* _What the task asks_: Note each line of the listing that contains the string "secondary", and copy it.

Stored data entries
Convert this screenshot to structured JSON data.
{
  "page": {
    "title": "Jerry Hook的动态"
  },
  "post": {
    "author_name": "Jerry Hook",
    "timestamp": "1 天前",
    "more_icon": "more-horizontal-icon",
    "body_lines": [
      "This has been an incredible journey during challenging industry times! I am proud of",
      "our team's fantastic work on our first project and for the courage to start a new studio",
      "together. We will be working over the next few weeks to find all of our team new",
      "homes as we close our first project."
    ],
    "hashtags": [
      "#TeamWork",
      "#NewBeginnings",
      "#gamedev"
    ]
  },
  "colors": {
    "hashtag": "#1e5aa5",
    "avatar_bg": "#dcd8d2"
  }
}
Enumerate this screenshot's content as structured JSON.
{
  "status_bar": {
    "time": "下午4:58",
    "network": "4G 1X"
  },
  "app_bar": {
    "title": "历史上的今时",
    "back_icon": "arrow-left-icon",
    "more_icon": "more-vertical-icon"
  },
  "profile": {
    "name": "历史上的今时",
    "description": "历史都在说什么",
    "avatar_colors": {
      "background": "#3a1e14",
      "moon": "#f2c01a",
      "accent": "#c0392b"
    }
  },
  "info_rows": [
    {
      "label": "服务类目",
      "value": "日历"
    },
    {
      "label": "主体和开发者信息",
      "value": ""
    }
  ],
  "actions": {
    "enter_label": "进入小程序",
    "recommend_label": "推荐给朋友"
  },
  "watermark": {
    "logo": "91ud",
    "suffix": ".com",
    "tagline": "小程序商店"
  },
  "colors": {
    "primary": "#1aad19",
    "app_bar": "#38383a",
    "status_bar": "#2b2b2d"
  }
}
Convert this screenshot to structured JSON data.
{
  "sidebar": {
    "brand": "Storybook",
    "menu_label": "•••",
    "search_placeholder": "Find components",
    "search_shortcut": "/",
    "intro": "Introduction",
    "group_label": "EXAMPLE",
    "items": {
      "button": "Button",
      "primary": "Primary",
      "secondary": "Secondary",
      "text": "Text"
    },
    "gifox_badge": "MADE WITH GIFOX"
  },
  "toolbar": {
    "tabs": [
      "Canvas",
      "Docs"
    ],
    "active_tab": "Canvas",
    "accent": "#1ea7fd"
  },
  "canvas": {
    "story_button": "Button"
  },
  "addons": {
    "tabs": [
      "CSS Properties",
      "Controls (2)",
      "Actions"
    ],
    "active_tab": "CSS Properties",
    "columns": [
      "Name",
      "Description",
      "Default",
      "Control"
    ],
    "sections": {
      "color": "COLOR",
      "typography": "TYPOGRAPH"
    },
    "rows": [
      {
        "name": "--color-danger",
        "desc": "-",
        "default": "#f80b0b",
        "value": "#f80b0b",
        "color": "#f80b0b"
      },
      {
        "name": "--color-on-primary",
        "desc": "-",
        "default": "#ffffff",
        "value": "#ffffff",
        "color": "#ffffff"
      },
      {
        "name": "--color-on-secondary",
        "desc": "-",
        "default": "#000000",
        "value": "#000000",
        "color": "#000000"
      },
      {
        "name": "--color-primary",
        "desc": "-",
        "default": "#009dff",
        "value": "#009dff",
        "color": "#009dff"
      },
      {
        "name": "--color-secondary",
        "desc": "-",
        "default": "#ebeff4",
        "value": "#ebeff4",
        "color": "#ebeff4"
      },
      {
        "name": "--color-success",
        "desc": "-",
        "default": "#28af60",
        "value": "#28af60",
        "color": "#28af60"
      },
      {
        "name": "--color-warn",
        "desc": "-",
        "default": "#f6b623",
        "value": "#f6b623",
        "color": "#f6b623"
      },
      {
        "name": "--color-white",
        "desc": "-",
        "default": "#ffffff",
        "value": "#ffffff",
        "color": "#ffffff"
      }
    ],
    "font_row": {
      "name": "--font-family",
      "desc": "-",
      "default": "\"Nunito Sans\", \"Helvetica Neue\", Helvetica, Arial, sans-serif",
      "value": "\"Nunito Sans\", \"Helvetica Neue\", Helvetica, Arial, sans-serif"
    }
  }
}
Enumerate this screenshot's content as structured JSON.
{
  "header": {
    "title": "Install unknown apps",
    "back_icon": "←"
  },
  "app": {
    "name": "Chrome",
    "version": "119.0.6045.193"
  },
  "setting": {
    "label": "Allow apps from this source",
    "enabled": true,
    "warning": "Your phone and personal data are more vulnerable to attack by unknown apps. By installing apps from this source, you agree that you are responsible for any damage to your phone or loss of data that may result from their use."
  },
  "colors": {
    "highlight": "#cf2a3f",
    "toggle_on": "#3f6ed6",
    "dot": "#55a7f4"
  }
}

* _Expected output_:
      "secondary": "Secondary",
        "name": "--color-on-secondary",
        "name": "--color-secondary",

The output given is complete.